Job
Write out the full set of records exactly. Any pictures in them do not belong in the copy.
BEGIN Data supplied
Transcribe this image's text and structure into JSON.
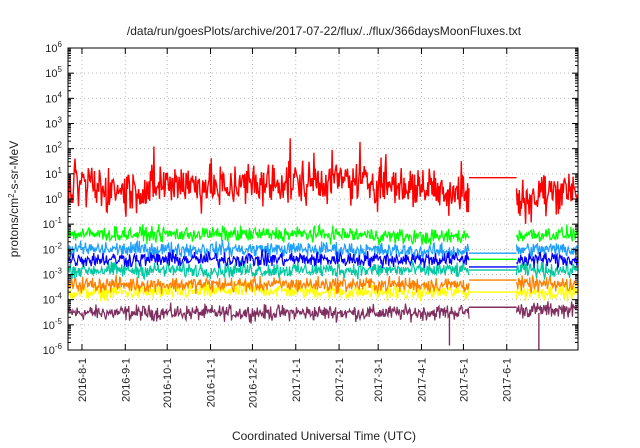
{
  "chart_data": {
    "type": "line",
    "title": "/data/run/goesPlots/archive/2017-07-22/flux/../flux/366daysMoonFluxes.txt",
    "xlabel": "Coordinated Universal Time (UTC)",
    "ylabel": "protons/cm²-s-sr-MeV",
    "ylabel_parts": {
      "pre": "protons/cm",
      "sup": "2",
      "post": "-s-sr-MeV"
    },
    "yscale": "log",
    "ylim": [
      1e-06,
      1000000.0
    ],
    "xlim": [
      "2016-07-22",
      "2017-07-22"
    ],
    "grid": true,
    "x_ticks": [
      "2016-8-1",
      "2016-9-1",
      "2016-10-1",
      "2016-11-1",
      "2016-12-1",
      "2017-1-1",
      "2017-2-1",
      "2017-3-1",
      "2017-4-1",
      "2017-5-1",
      "2017-6-1"
    ],
    "y_ticks": [
      {
        "base": "10",
        "exp": "-6"
      },
      {
        "base": "10",
        "exp": "-5"
      },
      {
        "base": "10",
        "exp": "-4"
      },
      {
        "base": "10",
        "exp": "-3"
      },
      {
        "base": "10",
        "exp": "-2"
      },
      {
        "base": "10",
        "exp": "-1"
      },
      {
        "base": "10",
        "exp": "0"
      },
      {
        "base": "10",
        "exp": "1"
      },
      {
        "base": "10",
        "exp": "2"
      },
      {
        "base": "10",
        "exp": "3"
      },
      {
        "base": "10",
        "exp": "4"
      },
      {
        "base": "10",
        "exp": "5"
      },
      {
        "base": "10",
        "exp": "6"
      }
    ],
    "data_gap": [
      "2017-05-05",
      "2017-06-08"
    ],
    "series": [
      {
        "color": "#7f2f5f",
        "typical": 3e-05,
        "gap_value": 5e-05,
        "x_min": 0.00022,
        "spikes": [
          {
            "x": "2017-04-21",
            "y": 1.5e-06
          },
          {
            "x": "2017-06-24",
            "y": 1e-06
          }
        ],
        "samples": [
          {
            "x": "2016-08-01",
            "y": 3e-05
          },
          {
            "x": "2016-10-01",
            "y": 3e-05
          },
          {
            "x": "2016-12-01",
            "y": 3e-05
          },
          {
            "x": "2017-02-01",
            "y": 3e-05
          },
          {
            "x": "2017-04-01",
            "y": 3e-05
          },
          {
            "x": "2017-07-01",
            "y": 4e-05
          }
        ]
      },
      {
        "color": "#ffff00",
        "typical": 0.0002,
        "gap_value": 0.0002,
        "x_min": 0.0015,
        "samples": [
          {
            "x": "2016-08-01",
            "y": 0.0002
          },
          {
            "x": "2016-10-01",
            "y": 0.0002
          },
          {
            "x": "2016-12-01",
            "y": 0.00025
          },
          {
            "x": "2017-02-01",
            "y": 0.0002
          },
          {
            "x": "2017-04-01",
            "y": 0.0002
          },
          {
            "x": "2017-07-01",
            "y": 0.0002
          }
        ]
      },
      {
        "color": "#ff7f00",
        "typical": 0.0004,
        "gap_value": 0.0006,
        "x_min": 0.003,
        "samples": [
          {
            "x": "2016-08-01",
            "y": 0.0004
          },
          {
            "x": "2016-10-01",
            "y": 0.0004
          },
          {
            "x": "2016-12-01",
            "y": 0.0004
          },
          {
            "x": "2017-02-01",
            "y": 0.0004
          },
          {
            "x": "2017-04-01",
            "y": 0.0004
          },
          {
            "x": "2017-07-01",
            "y": 0.0004
          }
        ]
      },
      {
        "color": "#00c8a0",
        "typical": 0.0015,
        "gap_value": 0.0015,
        "x_min": 0.006,
        "samples": [
          {
            "x": "2016-08-01",
            "y": 0.0015
          },
          {
            "x": "2016-10-01",
            "y": 0.0015
          },
          {
            "x": "2016-12-01",
            "y": 0.0015
          },
          {
            "x": "2017-02-01",
            "y": 0.0015
          },
          {
            "x": "2017-04-01",
            "y": 0.0015
          },
          {
            "x": "2017-07-01",
            "y": 0.0015
          }
        ]
      },
      {
        "color": "#1fa0ff",
        "typical": 0.01,
        "gap_value": 0.007,
        "x_min": 0.018,
        "samples": [
          {
            "x": "2016-08-01",
            "y": 0.01
          },
          {
            "x": "2016-10-01",
            "y": 0.01
          },
          {
            "x": "2016-12-01",
            "y": 0.01
          },
          {
            "x": "2017-02-01",
            "y": 0.01
          },
          {
            "x": "2017-04-01",
            "y": 0.008
          },
          {
            "x": "2017-07-01",
            "y": 0.01
          }
        ]
      },
      {
        "color": "#0000ff",
        "typical": 0.004,
        "gap_value": 0.002,
        "x_min": 0.015,
        "samples": [
          {
            "x": "2016-08-01",
            "y": 0.004
          },
          {
            "x": "2016-10-01",
            "y": 0.004
          },
          {
            "x": "2016-12-01",
            "y": 0.004
          },
          {
            "x": "2017-02-01",
            "y": 0.004
          },
          {
            "x": "2017-04-01",
            "y": 0.004
          },
          {
            "x": "2017-07-01",
            "y": 0.004
          }
        ]
      },
      {
        "color": "#00ff00",
        "typical": 0.04,
        "gap_value": 0.004,
        "x_min": 0.06,
        "samples": [
          {
            "x": "2016-08-01",
            "y": 0.04
          },
          {
            "x": "2016-10-01",
            "y": 0.04
          },
          {
            "x": "2016-12-01",
            "y": 0.04
          },
          {
            "x": "2017-02-01",
            "y": 0.04
          },
          {
            "x": "2017-04-01",
            "y": 0.03
          },
          {
            "x": "2017-07-01",
            "y": 0.04
          }
        ]
      },
      {
        "color": "#ff0000",
        "typical": 3,
        "gap_value": 7,
        "x_min": 3,
        "samples": [
          {
            "x": "2016-08-01",
            "y": 3
          },
          {
            "x": "2016-09-15",
            "y": 2
          },
          {
            "x": "2016-10-01",
            "y": 5
          },
          {
            "x": "2016-11-01",
            "y": 3
          },
          {
            "x": "2016-12-01",
            "y": 3
          },
          {
            "x": "2017-01-01",
            "y": 5
          },
          {
            "x": "2017-02-01",
            "y": 5
          },
          {
            "x": "2017-03-01",
            "y": 4
          },
          {
            "x": "2017-04-01",
            "y": 3
          },
          {
            "x": "2017-06-15",
            "y": 1
          },
          {
            "x": "2017-07-15",
            "y": 3
          }
        ]
      }
    ]
  }
}
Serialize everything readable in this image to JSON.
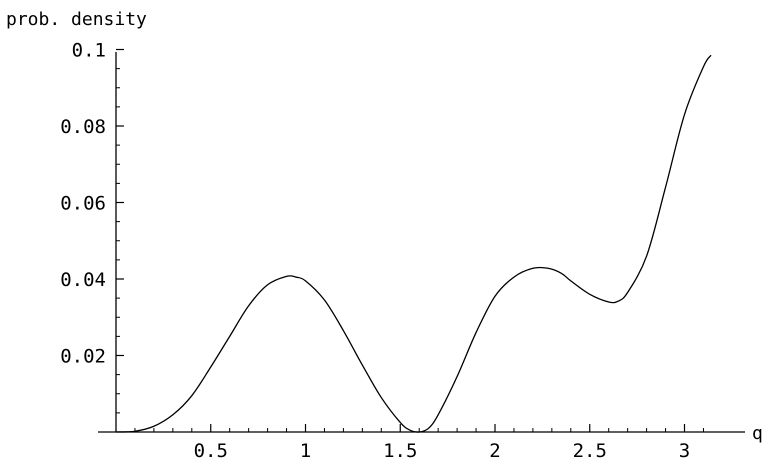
END Data supplied
Output
Transcribe this image's text and structure into JSON.
{
  "chart_data": {
    "type": "line",
    "title": "/data/run/goesPlots/archive/2017-07-22/flux/../flux/366daysMoonFluxes.txt",
    "xlabel": "Coordinated Universal Time (UTC)",
    "ylabel": "protons/cm²-s-sr-MeV",
    "ylabel_parts": {
      "pre": "protons/cm",
      "sup": "2",
      "post": "-s-sr-MeV"
    },
    "yscale": "log",
    "ylim": [
      1e-06,
      1000000.0
    ],
    "xlim": [
      "2016-07-22",
      "2017-07-22"
    ],
    "grid": true,
    "x_ticks": [
      "2016-8-1",
      "2016-9-1",
      "2016-10-1",
      "2016-11-1",
      "2016-12-1",
      "2017-1-1",
      "2017-2-1",
      "2017-3-1",
      "2017-4-1",
      "2017-5-1",
      "2017-6-1"
    ],
    "y_ticks": [
      {
        "base": "10",
        "exp": "-6"
      },
      {
        "base": "10",
        "exp": "-5"
      },
      {
        "base": "10",
        "exp": "-4"
      },
      {
        "base": "10",
        "exp": "-3"
      },
      {
        "base": "10",
        "exp": "-2"
      },
      {
        "base": "10",
        "exp": "-1"
      },
      {
        "base": "10",
        "exp": "0"
      },
      {
        "base": "10",
        "exp": "1"
      },
      {
        "base": "10",
        "exp": "2"
      },
      {
        "base": "10",
        "exp": "3"
      },
      {
        "base": "10",
        "exp": "4"
      },
      {
        "base": "10",
        "exp": "5"
      },
      {
        "base": "10",
        "exp": "6"
      }
    ],
    "data_gap": [
      "2017-05-05",
      "2017-06-08"
    ],
    "series": [
      {
        "color": "#7f2f5f",
        "typical": 3e-05,
        "gap_value": 5e-05,
        "x_min": 0.00022,
        "spikes": [
          {
            "x": "2017-04-21",
            "y": 1.5e-06
          },
          {
            "x": "2017-06-24",
            "y": 1e-06
          }
        ],
        "samples": [
          {
            "x": "2016-08-01",
            "y": 3e-05
          },
          {
            "x": "2016-10-01",
            "y": 3e-05
          },
          {
            "x": "2016-12-01",
            "y": 3e-05
          },
          {
            "x": "2017-02-01",
            "y": 3e-05
          },
          {
            "x": "2017-04-01",
            "y": 3e-05
          },
          {
            "x": "2017-07-01",
            "y": 4e-05
          }
        ]
      },
      {
        "color": "#ffff00",
        "typical": 0.0002,
        "gap_value": 0.0002,
        "x_min": 0.0015,
        "samples": [
          {
            "x": "2016-08-01",
            "y": 0.0002
          },
          {
            "x": "2016-10-01",
            "y": 0.0002
          },
          {
            "x": "2016-12-01",
            "y": 0.00025
          },
          {
            "x": "2017-02-01",
            "y": 0.0002
          },
          {
            "x": "2017-04-01",
            "y": 0.0002
          },
          {
            "x": "2017-07-01",
            "y": 0.0002
          }
        ]
      },
      {
        "color": "#ff7f00",
        "typical": 0.0004,
        "gap_value": 0.0006,
        "x_min": 0.003,
        "samples": [
          {
            "x": "2016-08-01",
            "y": 0.0004
          },
          {
            "x": "2016-10-01",
            "y": 0.0004
          },
          {
            "x": "2016-12-01",
            "y": 0.0004
          },
          {
            "x": "2017-02-01",
            "y": 0.0004
          },
          {
            "x": "2017-04-01",
            "y": 0.0004
          },
          {
            "x": "2017-07-01",
            "y": 0.0004
          }
        ]
      },
      {
        "color": "#00c8a0",
        "typical": 0.0015,
        "gap_value": 0.0015,
        "x_min": 0.006,
        "samples": [
          {
            "x": "2016-08-01",
            "y": 0.0015
          },
          {
            "x": "2016-10-01",
            "y": 0.0015
          },
          {
            "x": "2016-12-01",
            "y": 0.0015
          },
          {
            "x": "2017-02-01",
            "y": 0.0015
          },
          {
            "x": "2017-04-01",
            "y": 0.0015
          },
          {
            "x": "2017-07-01",
            "y": 0.0015
          }
        ]
      },
      {
        "color": "#1fa0ff",
        "typical": 0.01,
        "gap_value": 0.007,
        "x_min": 0.018,
        "samples": [
          {
            "x": "2016-08-01",
            "y": 0.01
          },
          {
            "x": "2016-10-01",
            "y": 0.01
          },
          {
            "x": "2016-12-01",
            "y": 0.01
          },
          {
            "x": "2017-02-01",
            "y": 0.01
          },
          {
            "x": "2017-04-01",
            "y": 0.008
          },
          {
            "x": "2017-07-01",
            "y": 0.01
          }
        ]
      },
      {
        "color": "#0000ff",
        "typical": 0.004,
        "gap_value": 0.002,
        "x_min": 0.015,
        "samples": [
          {
            "x": "2016-08-01",
            "y": 0.004
          },
          {
            "x": "2016-10-01",
            "y": 0.004
          },
          {
            "x": "2016-12-01",
            "y": 0.004
          },
          {
            "x": "2017-02-01",
            "y": 0.004
          },
          {
            "x": "2017-04-01",
            "y": 0.004
          },
          {
            "x": "2017-07-01",
            "y": 0.004
          }
        ]
      },
      {
        "color": "#00ff00",
        "typical": 0.04,
        "gap_value": 0.004,
        "x_min": 0.06,
        "samples": [
          {
            "x": "2016-08-01",
            "y": 0.04
          },
          {
            "x": "2016-10-01",
            "y": 0.04
          },
          {
            "x": "2016-12-01",
            "y": 0.04
          },
          {
            "x": "2017-02-01",
            "y": 0.04
          },
          {
            "x": "2017-04-01",
            "y": 0.03
          },
          {
            "x": "2017-07-01",
            "y": 0.04
          }
        ]
      },
      {
        "color": "#ff0000",
        "typical": 3,
        "gap_value": 7,
        "x_min": 3,
        "samples": [
          {
            "x": "2016-08-01",
            "y": 3
          },
          {
            "x": "2016-09-15",
            "y": 2
          },
          {
            "x": "2016-10-01",
            "y": 5
          },
          {
            "x": "2016-11-01",
            "y": 3
          },
          {
            "x": "2016-12-01",
            "y": 3
          },
          {
            "x": "2017-01-01",
            "y": 5
          },
          {
            "x": "2017-02-01",
            "y": 5
          },
          {
            "x": "2017-03-01",
            "y": 4
          },
          {
            "x": "2017-04-01",
            "y": 3
          },
          {
            "x": "2017-06-15",
            "y": 1
          },
          {
            "x": "2017-07-15",
            "y": 3
          }
        ]
      }
    ]
  }
}
Serialize everything readable in this image to JSON.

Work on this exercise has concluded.